- TEXT SEGMENT

mine--``there is a strong argument that [national security letters] 
should not be issued by the FBI.''
  National security letters was what the description of the issue was 
all about. In the judgment of these experts, the government should seek 
the approval of a judge the way our Founding Fathers intended.
  I want it understood that I would strongly oppose the surveillance 
amendment filed this morning. My view is that it would erode our core 
constitutional rights without making our country safer.
  All over the country right now, Americans are asking what can be done 
to make our country safer. This morning, for example, we had the CIA 
Director, Mr. Brennan, in the Intelligence Committee, and I pointed out 
that one of the things that help Americans be as safe as possible is 
strong encryption for their smartphones. Those smartphones have 
people's different transactions, such as medical and financial 
information. Their whole life is in those smartphones. If you weaken 
strong encryption and require companies--as several of our colleagues 
want to do--to build back doors into these digital products, Americans 
are going to be less safe.

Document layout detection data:

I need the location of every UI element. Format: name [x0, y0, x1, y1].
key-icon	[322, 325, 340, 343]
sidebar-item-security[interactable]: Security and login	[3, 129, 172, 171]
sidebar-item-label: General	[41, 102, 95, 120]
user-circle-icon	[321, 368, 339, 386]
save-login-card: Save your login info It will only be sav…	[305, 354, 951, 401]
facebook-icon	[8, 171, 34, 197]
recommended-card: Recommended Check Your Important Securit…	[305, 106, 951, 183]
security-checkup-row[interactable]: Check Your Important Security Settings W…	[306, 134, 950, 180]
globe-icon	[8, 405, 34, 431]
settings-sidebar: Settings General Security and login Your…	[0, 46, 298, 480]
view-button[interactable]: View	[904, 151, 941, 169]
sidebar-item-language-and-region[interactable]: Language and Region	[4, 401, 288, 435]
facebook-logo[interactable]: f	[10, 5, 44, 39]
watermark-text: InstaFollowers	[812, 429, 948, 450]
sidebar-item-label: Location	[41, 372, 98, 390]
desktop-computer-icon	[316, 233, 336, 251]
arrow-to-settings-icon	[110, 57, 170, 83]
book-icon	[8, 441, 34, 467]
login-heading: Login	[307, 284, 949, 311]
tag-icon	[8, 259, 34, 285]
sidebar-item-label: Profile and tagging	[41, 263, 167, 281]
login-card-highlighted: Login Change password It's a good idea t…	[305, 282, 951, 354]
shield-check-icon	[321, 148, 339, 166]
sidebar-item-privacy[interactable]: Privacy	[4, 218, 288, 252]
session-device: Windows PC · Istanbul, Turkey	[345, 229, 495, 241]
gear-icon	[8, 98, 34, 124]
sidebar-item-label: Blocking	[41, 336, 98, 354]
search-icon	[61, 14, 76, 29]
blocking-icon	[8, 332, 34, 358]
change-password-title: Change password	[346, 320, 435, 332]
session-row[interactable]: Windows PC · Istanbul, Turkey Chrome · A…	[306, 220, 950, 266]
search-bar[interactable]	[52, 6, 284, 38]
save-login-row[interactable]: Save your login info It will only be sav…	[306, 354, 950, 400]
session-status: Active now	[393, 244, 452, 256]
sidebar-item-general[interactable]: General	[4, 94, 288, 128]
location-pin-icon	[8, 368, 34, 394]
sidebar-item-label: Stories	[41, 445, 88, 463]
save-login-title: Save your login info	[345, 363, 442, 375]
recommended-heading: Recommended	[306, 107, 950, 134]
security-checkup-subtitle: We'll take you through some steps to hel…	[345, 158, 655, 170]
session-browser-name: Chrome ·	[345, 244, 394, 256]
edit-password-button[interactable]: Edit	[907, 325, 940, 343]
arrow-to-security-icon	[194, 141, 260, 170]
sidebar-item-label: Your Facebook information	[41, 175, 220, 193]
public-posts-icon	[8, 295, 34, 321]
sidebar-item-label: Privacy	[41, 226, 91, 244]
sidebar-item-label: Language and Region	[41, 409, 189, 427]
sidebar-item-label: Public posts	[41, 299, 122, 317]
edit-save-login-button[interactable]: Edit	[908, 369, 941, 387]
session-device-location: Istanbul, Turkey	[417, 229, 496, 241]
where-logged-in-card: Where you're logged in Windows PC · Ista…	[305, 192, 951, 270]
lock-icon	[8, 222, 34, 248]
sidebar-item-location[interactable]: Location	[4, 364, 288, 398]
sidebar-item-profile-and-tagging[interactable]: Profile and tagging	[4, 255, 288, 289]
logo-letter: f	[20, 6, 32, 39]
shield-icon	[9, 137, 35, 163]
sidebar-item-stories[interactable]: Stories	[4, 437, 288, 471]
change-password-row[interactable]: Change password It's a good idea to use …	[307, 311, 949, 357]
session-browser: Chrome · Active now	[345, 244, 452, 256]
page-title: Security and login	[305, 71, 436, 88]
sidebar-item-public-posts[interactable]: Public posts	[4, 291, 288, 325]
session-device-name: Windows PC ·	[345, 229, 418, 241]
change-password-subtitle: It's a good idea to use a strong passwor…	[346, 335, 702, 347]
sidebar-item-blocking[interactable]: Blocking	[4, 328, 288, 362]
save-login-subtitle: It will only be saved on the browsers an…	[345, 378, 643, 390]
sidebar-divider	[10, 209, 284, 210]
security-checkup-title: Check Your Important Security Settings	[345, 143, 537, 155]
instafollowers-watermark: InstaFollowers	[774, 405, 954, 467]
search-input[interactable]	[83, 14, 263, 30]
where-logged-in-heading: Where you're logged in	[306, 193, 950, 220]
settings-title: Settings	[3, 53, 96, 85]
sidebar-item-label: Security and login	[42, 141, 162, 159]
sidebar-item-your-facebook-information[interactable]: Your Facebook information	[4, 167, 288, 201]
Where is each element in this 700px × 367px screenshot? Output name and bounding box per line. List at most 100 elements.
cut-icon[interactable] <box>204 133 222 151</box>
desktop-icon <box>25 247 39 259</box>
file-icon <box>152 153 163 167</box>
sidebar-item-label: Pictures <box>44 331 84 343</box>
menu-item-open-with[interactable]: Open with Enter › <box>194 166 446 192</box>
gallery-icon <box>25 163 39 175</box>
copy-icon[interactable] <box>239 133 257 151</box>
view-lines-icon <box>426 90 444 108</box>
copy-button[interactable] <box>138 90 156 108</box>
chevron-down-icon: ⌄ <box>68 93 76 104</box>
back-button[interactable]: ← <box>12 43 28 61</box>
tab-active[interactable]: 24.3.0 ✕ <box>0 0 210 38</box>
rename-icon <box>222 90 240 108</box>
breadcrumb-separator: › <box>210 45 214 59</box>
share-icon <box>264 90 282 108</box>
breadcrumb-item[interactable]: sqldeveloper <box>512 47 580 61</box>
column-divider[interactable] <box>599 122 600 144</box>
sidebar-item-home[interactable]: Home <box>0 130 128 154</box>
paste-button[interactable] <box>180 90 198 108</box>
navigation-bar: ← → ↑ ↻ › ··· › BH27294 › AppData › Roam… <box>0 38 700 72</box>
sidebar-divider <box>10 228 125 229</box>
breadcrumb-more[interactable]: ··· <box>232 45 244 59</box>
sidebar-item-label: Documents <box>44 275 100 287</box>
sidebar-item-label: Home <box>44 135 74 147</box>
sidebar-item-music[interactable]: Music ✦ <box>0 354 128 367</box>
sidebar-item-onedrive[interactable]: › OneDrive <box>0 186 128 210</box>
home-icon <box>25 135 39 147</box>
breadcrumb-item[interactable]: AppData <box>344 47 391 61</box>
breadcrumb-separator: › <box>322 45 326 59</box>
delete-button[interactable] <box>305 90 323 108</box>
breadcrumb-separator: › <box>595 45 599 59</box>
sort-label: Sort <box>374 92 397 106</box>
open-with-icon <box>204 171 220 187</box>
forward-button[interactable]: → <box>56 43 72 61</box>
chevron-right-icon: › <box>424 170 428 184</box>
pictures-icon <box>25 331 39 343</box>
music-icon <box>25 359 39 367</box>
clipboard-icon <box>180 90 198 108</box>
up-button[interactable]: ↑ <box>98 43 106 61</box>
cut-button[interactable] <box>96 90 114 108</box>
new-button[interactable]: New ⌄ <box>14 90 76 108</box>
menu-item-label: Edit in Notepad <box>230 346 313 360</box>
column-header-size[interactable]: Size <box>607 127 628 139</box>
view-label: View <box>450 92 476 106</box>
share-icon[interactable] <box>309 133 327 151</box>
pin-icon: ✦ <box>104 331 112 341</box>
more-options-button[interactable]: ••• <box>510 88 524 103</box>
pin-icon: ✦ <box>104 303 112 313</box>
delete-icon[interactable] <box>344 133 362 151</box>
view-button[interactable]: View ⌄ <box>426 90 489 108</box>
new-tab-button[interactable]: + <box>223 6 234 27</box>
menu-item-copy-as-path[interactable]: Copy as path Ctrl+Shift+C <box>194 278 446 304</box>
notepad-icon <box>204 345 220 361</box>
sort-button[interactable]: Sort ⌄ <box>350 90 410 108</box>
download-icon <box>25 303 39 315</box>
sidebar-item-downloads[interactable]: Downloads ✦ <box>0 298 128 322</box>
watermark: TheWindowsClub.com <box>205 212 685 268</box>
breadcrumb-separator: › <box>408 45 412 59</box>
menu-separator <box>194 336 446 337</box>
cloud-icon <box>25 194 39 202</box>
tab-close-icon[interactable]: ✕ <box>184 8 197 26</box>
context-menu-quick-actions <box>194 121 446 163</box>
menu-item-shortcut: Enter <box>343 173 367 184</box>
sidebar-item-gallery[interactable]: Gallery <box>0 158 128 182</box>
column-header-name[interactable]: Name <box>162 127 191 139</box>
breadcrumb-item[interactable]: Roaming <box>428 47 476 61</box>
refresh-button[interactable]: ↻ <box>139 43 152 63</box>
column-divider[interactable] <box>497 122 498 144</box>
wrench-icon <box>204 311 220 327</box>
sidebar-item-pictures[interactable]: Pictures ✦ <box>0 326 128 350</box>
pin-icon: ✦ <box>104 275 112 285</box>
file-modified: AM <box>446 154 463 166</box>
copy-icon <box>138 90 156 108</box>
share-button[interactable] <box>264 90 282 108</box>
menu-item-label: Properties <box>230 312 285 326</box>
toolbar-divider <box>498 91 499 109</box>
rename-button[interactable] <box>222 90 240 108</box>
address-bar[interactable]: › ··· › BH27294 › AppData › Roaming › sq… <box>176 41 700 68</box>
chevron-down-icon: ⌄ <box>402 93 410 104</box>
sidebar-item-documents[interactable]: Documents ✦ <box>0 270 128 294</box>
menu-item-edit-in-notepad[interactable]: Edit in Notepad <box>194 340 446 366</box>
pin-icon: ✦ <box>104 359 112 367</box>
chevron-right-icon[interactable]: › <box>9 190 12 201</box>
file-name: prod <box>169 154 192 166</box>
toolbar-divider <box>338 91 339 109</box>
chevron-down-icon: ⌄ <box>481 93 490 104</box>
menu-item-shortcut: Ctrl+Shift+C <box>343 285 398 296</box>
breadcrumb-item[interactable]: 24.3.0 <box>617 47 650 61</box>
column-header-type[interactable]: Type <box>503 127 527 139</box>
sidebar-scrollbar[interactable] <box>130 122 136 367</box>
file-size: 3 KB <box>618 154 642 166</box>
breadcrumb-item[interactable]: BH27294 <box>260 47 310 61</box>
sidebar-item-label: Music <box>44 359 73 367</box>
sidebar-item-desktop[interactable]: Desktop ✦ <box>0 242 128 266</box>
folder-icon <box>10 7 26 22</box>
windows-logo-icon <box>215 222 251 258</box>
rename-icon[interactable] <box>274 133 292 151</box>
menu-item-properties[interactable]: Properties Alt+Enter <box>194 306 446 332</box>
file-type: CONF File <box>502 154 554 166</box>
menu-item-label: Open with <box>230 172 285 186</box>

- PROBLEMS TO WORK ON
(1) In the text on surveillance and encryption, please change the stretch from "I want it understood" through "be less safe." by replacing "smartphones" with "mobile phones".
(2) Based on the text on surveillance and encryption, explain why the speaker would strongly oppose the surveillance amendment filed that morning.

- SOLUTIONS TO EACH TASK
(1)
I want it understood that I would strongly oppose the surveillance 
amendment filed this morning. My view is that it would erode our core 
constitutional rights without making our country safer.
  All over the country right now, Americans are asking what can be done 
to make our country safer. This morning, for example, we had the CIA 
Director, Mr. Brennan, in the Intelligence Committee, and I pointed out 
that one of the things that help Americans be as safe as possible is 
strong encryption for their mobile phones. Those mobile phones have 
people's different transactions, such as medical and financial 
information. Their whole life is in those mobile phones. If you weaken 
strong encryption and require companies--as several of our colleagues 
want to do--to build back doors into these digital products, Americans 
are going to be less safe.

(2) The speaker believes the amendment would erode core constitutional rights without making the country any safer.